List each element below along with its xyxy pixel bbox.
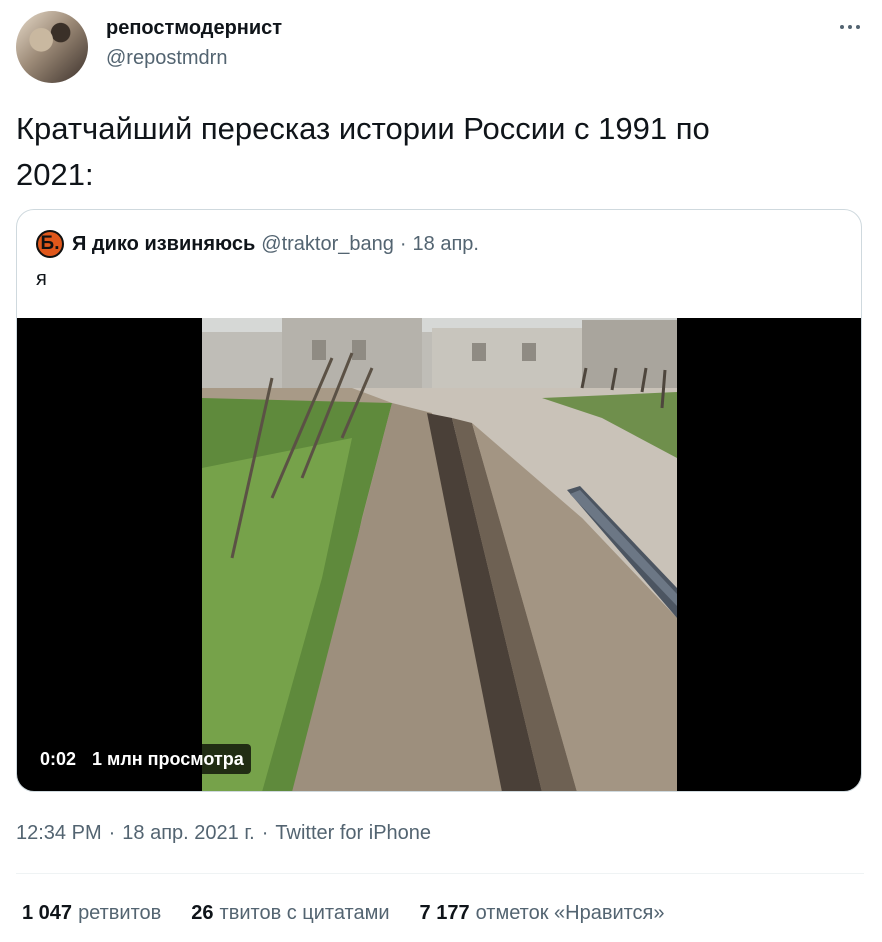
video-frame xyxy=(202,318,677,791)
retweet-label: ретвитов xyxy=(78,902,162,924)
quoted-author-handle[interactable]: @traktor_bang xyxy=(261,233,394,256)
video-thumbnail-scene xyxy=(202,318,677,791)
stat-quote-tweets[interactable]: 26 твитов с цитатами xyxy=(191,902,389,925)
more-horizontal-icon-dot xyxy=(856,25,860,29)
like-count: 7 177 xyxy=(419,902,470,924)
retweet-count: 1 047 xyxy=(22,902,73,924)
video-duration: 0:02 xyxy=(40,748,77,769)
tweet-text: Кратчайший пересказ истории России с 199… xyxy=(16,111,710,192)
quoted-tweet-card[interactable]: Б. Я дико извиняюсь @traktor_bang · 18 а… xyxy=(16,209,862,792)
tweet-metadata: 12:34 PM · 18 апр. 2021 г. · Twitter for iPh… xyxy=(16,822,431,845)
author-display-name[interactable]: репостмодернист xyxy=(106,17,282,40)
stat-retweets[interactable]: 1 047 ретвитов xyxy=(22,902,161,925)
more-horizontal-icon xyxy=(840,25,844,29)
tweet-time[interactable]: 12:34 PM xyxy=(16,822,102,844)
tweet-source[interactable]: Twitter for iPhone xyxy=(275,822,431,844)
more-horizontal-icon-dot xyxy=(848,25,852,29)
video-views: 1 млн просмотра xyxy=(92,748,244,769)
engagement-stats: 1 047 ретвитов 26 твитов с цитатами 7 177 о… xyxy=(22,902,695,925)
meta-separator-2: · xyxy=(261,822,269,844)
author-avatar[interactable] xyxy=(16,11,88,83)
stat-likes[interactable]: 7 177 отметок «Нравится» xyxy=(420,902,665,925)
tweet-date[interactable]: 18 апр. 2021 г. xyxy=(122,822,254,844)
quoted-tweet-text: я xyxy=(36,268,47,290)
video-player[interactable]: 0:02 1 млн просмотра xyxy=(17,318,861,791)
quoted-date[interactable]: 18 апр. xyxy=(413,233,479,256)
more-options-button[interactable] xyxy=(834,14,866,40)
quoted-tweet-header: Б. Я дико извиняюсь @traktor_bang · 18 а… xyxy=(36,230,479,258)
quote-label: твитов с цитатами xyxy=(219,902,390,924)
author-handle[interactable]: @repostmdrn xyxy=(106,47,227,70)
quoted-author-name[interactable]: Я дико извиняюсь xyxy=(72,233,255,256)
quoted-author-avatar[interactable]: Б. xyxy=(36,230,64,258)
video-info-badge: 0:02 1 млн просмотра xyxy=(33,744,251,774)
like-label: отметок «Нравится» xyxy=(475,902,665,924)
quoted-separator: · xyxy=(399,232,407,255)
meta-separator: · xyxy=(108,822,116,844)
quote-count: 26 xyxy=(191,902,214,924)
divider xyxy=(16,873,864,874)
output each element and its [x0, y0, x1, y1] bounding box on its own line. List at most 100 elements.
━━━━━━━━━━━━━━━━━━━━
Set exercise
Please rewrite every row above as a numbered list with no blank lines, omitting the picture.

Output of the task
1. List each element below along with its xyxy pixel bbox.
2. video-frame xyxy=(202,318,677,791)
3. retweet-label: ретвитов xyxy=(78,902,162,924)
4. quoted-author-handle[interactable]: @traktor_bang xyxy=(261,233,394,256)
5. video-thumbnail-scene xyxy=(202,318,677,791)
6. stat-quote-tweets[interactable]: 26 твитов с цитатами xyxy=(191,902,389,925)
7. more-horizontal-icon-dot xyxy=(856,25,860,29)
8. like-count: 7 177 xyxy=(419,902,470,924)
9. retweet-count: 1 047 xyxy=(22,902,73,924)
10. video-duration: 0:02 xyxy=(40,748,77,769)
11. tweet-text: Кратчайший пересказ истории России с 199… xyxy=(16,111,710,192)
12. quoted-tweet-card[interactable]: Б. Я дико извиняюсь @traktor_bang · 18 а… xyxy=(16,209,862,792)
13. tweet-metadata: 12:34 PM · 18 апр. 2021 г. · Twitter for iPh… xyxy=(16,822,431,845)
14. author-display-name[interactable]: репостмодернист xyxy=(106,17,282,40)
15. stat-retweets[interactable]: 1 047 ретвитов xyxy=(22,902,161,925)
16. more-horizontal-icon xyxy=(840,25,844,29)
17. tweet-time[interactable]: 12:34 PM xyxy=(16,822,102,844)
18. tweet-source[interactable]: Twitter for iPhone xyxy=(275,822,431,844)
19. more-horizontal-icon-dot xyxy=(848,25,852,29)
20. video-views: 1 млн просмотра xyxy=(92,748,244,769)
21. engagement-stats: 1 047 ретвитов 26 твитов с цитатами 7 177 о… xyxy=(22,902,695,925)
22. meta-separator-2: · xyxy=(261,822,269,844)
23. author-avatar[interactable] xyxy=(16,11,88,83)
24. stat-likes[interactable]: 7 177 отметок «Нравится» xyxy=(420,902,665,925)
25. tweet-date[interactable]: 18 апр. 2021 г. xyxy=(122,822,254,844)
26. quoted-tweet-text: я xyxy=(36,268,47,290)
27. video-player[interactable]: 0:02 1 млн просмотра xyxy=(17,318,861,791)
28. quoted-date[interactable]: 18 апр. xyxy=(413,233,479,256)
29. more-options-button[interactable] xyxy=(834,14,866,40)
30. quoted-tweet-header: Б. Я дико извиняюсь @traktor_bang · 18 а… xyxy=(36,230,479,258)
31. quote-label: твитов с цитатами xyxy=(219,902,390,924)
32. author-handle[interactable]: @repostmdrn xyxy=(106,47,227,70)
33. quoted-author-name[interactable]: Я дико извиняюсь xyxy=(72,233,255,256)
34. quoted-author-avatar[interactable]: Б. xyxy=(36,230,64,258)
35. video-info-badge: 0:02 1 млн просмотра xyxy=(33,744,251,774)
36. like-label: отметок «Нравится» xyxy=(475,902,665,924)
37. quoted-separator: · xyxy=(399,232,407,255)
38. meta-separator: · xyxy=(108,822,116,844)
39. quote-count: 26 xyxy=(191,902,214,924)
40. divider xyxy=(16,873,864,874)
41. output each element and its [x0, y0, x1, y1] bounding box on its own line. List at most 100 elements.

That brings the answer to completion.